Input rows —
════════════════════
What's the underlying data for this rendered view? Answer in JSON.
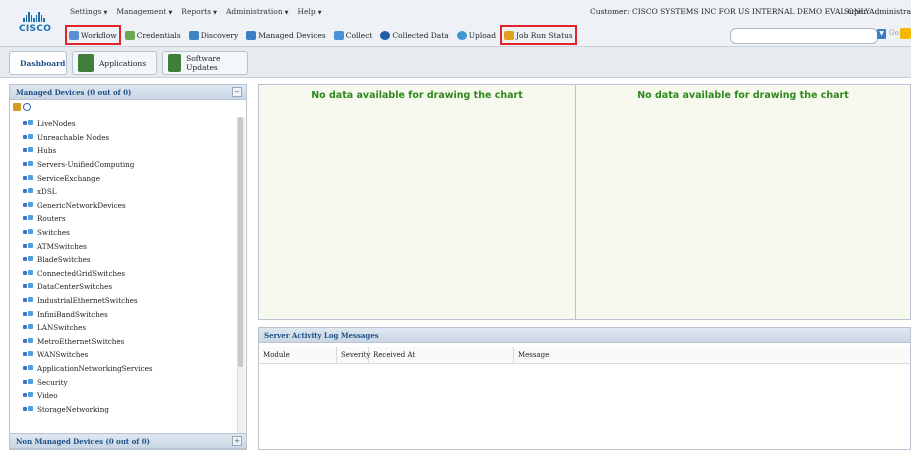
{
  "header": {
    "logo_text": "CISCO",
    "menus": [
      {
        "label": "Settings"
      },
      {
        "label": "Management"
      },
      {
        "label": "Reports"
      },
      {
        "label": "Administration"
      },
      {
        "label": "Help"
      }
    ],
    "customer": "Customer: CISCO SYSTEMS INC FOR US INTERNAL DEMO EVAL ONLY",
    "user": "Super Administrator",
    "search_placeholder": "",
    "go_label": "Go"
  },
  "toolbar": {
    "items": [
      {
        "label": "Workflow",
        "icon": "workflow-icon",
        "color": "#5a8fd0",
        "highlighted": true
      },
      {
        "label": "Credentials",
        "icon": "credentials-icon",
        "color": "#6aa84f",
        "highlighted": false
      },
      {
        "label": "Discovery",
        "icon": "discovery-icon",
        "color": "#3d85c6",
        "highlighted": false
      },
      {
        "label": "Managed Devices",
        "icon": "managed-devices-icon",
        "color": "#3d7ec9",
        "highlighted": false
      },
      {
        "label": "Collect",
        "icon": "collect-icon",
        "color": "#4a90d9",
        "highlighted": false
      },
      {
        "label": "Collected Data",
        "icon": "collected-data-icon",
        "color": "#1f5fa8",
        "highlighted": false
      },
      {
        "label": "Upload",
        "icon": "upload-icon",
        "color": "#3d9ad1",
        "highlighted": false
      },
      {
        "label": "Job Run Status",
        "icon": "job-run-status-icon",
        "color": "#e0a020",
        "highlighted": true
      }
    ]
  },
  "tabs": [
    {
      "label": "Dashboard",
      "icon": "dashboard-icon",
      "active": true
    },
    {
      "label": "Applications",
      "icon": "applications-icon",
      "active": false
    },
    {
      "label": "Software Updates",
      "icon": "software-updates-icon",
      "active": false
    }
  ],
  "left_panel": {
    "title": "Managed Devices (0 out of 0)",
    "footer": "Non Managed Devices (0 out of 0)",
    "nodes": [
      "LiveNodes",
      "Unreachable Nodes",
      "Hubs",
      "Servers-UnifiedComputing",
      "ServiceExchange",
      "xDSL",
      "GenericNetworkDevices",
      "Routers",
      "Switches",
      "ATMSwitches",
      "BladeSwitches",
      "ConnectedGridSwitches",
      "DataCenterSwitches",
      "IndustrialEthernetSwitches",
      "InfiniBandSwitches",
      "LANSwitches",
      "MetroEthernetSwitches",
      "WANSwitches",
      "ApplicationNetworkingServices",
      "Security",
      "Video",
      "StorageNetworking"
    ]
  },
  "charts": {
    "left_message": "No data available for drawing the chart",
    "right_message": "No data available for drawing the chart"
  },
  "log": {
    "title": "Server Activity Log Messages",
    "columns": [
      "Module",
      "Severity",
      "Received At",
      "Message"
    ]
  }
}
════════════════════
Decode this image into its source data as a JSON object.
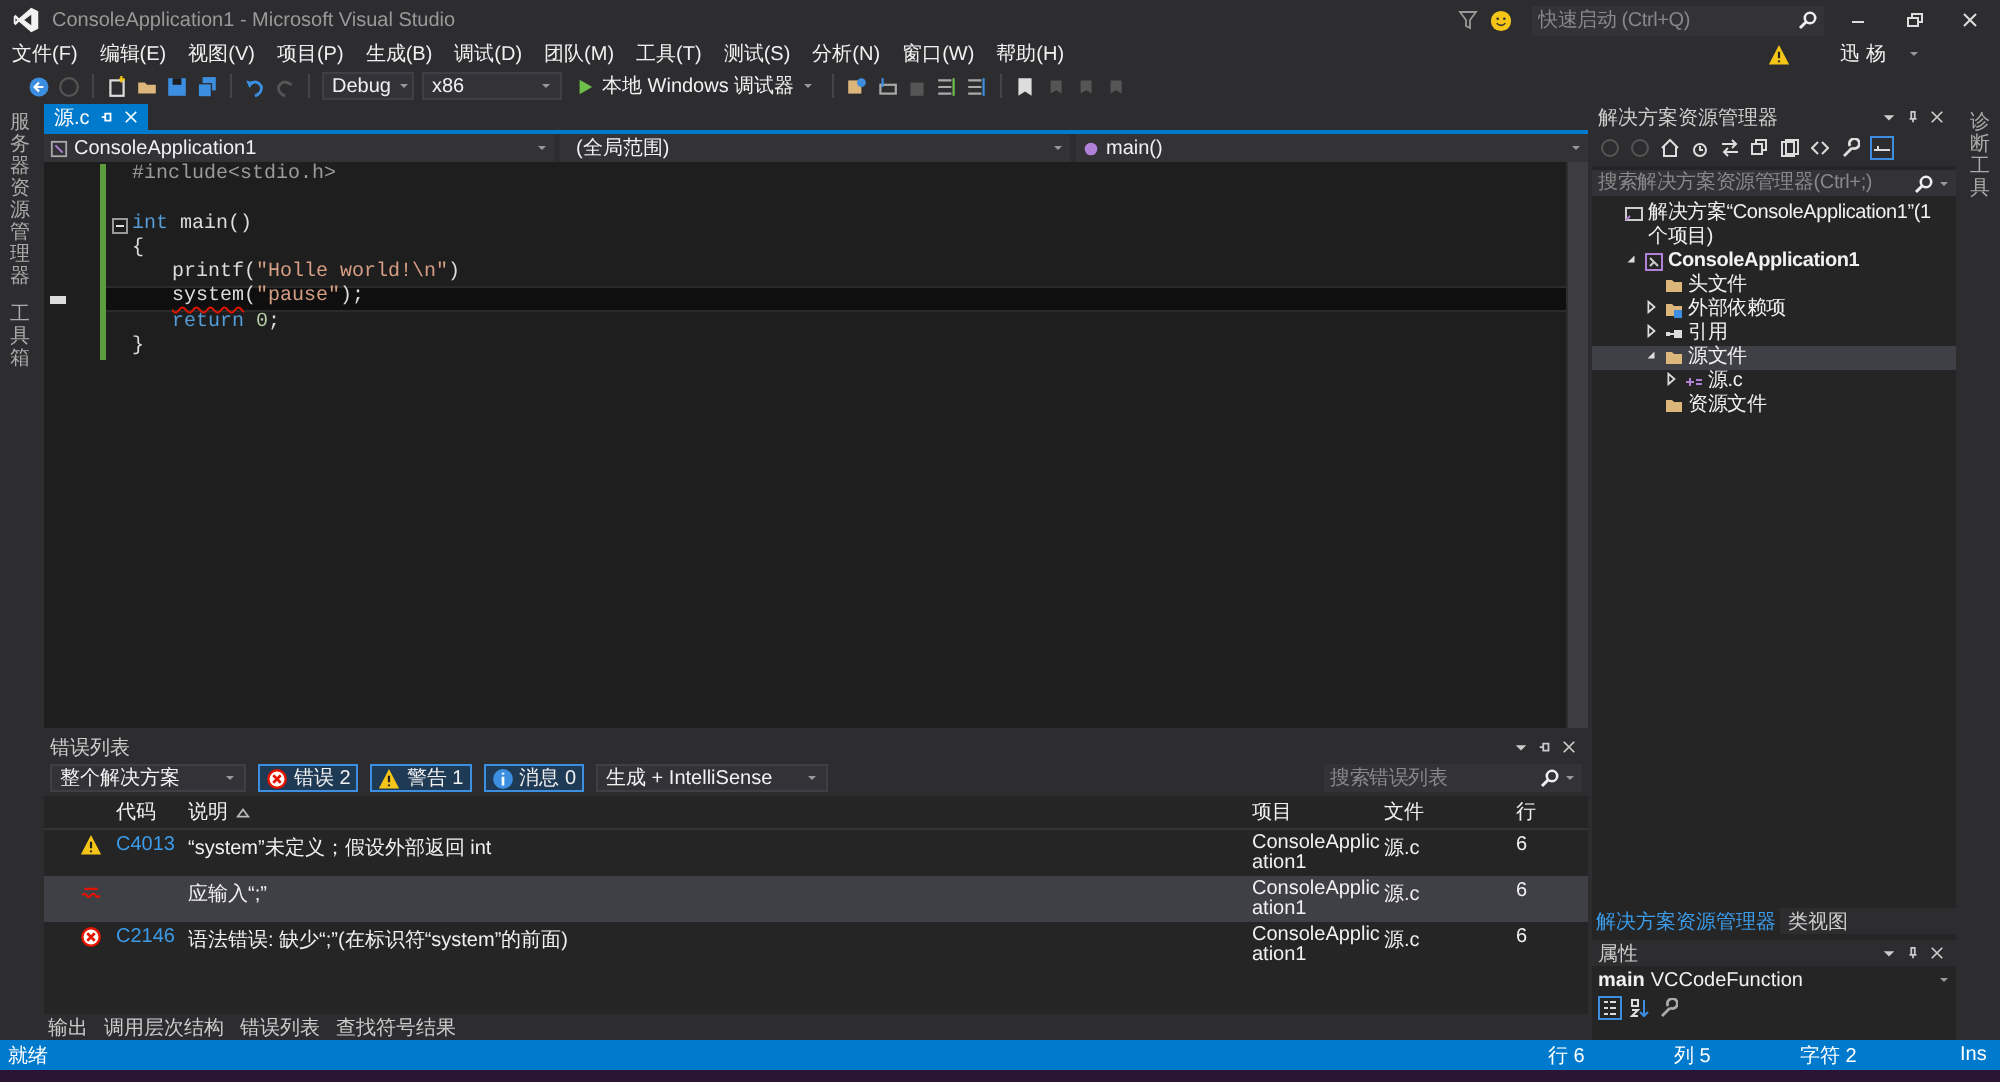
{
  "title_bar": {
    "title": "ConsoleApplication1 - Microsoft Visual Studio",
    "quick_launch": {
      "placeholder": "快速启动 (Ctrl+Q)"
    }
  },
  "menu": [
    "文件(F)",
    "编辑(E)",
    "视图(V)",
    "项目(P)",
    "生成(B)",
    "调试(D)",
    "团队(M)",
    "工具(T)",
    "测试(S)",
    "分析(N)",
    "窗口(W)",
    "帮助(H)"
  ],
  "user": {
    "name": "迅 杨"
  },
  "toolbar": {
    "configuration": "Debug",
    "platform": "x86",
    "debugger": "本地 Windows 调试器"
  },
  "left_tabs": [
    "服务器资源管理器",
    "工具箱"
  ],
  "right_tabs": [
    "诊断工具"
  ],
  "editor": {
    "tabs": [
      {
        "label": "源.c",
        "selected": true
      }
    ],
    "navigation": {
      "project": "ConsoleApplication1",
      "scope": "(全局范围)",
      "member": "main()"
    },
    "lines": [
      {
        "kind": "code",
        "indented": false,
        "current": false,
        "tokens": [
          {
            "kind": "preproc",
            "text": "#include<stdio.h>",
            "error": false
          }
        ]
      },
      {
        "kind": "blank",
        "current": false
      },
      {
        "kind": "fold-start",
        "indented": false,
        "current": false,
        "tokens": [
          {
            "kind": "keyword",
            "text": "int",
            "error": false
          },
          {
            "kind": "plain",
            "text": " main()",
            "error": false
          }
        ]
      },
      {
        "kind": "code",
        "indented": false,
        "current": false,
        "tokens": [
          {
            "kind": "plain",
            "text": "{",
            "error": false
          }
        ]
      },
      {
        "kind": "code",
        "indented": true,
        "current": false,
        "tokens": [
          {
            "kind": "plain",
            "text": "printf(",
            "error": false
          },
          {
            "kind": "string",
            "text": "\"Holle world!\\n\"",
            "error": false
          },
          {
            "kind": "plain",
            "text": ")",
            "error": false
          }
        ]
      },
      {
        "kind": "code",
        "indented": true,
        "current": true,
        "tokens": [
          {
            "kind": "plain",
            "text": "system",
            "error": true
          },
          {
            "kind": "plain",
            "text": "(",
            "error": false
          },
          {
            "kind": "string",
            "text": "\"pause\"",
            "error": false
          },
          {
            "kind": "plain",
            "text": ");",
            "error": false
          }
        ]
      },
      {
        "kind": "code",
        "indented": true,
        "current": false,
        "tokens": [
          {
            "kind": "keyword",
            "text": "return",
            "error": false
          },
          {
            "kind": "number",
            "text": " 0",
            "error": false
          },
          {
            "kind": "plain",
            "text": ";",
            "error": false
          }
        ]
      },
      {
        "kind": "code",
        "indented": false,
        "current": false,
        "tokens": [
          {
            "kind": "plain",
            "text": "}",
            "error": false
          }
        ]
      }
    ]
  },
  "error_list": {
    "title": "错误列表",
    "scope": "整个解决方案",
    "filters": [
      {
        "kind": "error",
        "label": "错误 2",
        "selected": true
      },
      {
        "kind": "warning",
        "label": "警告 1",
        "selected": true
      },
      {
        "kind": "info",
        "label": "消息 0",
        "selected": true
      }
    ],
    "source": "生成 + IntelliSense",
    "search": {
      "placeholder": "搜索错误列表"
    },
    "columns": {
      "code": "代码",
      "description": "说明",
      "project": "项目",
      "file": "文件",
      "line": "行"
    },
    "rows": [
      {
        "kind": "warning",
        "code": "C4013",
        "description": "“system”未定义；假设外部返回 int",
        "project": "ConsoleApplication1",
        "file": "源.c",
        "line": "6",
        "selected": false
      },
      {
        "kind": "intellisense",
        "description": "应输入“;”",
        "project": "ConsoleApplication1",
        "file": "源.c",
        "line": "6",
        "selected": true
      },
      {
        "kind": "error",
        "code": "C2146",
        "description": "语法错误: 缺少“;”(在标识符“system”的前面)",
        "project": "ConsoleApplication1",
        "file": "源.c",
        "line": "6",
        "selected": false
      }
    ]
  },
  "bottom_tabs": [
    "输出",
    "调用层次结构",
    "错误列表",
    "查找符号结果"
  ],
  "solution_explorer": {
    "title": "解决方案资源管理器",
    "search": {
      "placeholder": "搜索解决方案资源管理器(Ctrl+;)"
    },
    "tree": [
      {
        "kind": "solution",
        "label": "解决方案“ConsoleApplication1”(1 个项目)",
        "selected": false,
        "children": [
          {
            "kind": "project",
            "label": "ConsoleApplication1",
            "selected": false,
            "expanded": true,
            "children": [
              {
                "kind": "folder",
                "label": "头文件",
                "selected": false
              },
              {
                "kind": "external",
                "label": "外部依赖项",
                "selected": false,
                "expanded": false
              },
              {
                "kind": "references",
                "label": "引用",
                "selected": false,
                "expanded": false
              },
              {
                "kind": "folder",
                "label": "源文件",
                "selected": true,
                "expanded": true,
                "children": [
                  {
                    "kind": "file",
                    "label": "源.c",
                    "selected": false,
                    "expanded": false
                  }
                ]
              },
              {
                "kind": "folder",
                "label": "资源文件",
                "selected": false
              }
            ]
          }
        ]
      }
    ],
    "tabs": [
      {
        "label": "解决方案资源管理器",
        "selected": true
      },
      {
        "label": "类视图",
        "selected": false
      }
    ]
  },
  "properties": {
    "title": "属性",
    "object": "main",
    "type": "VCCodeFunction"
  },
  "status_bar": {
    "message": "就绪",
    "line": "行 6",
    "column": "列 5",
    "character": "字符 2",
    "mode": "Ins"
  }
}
════════════════════
Copy out every line of the listing that includes the string "icon".

Solution for this exercise —
        "icon": "workflow-icon",
        "icon": "credentials-icon",
        "icon": "discovery-icon",
        "icon": "managed-devices-icon",
        "icon": "collect-icon",
        "icon": "collected-data-icon",
        "icon": "upload-icon",
        "icon": "job-run-status-icon",
      "icon": "dashboard-icon",
      "icon": "applications-icon",
      "icon": "software-updates-icon",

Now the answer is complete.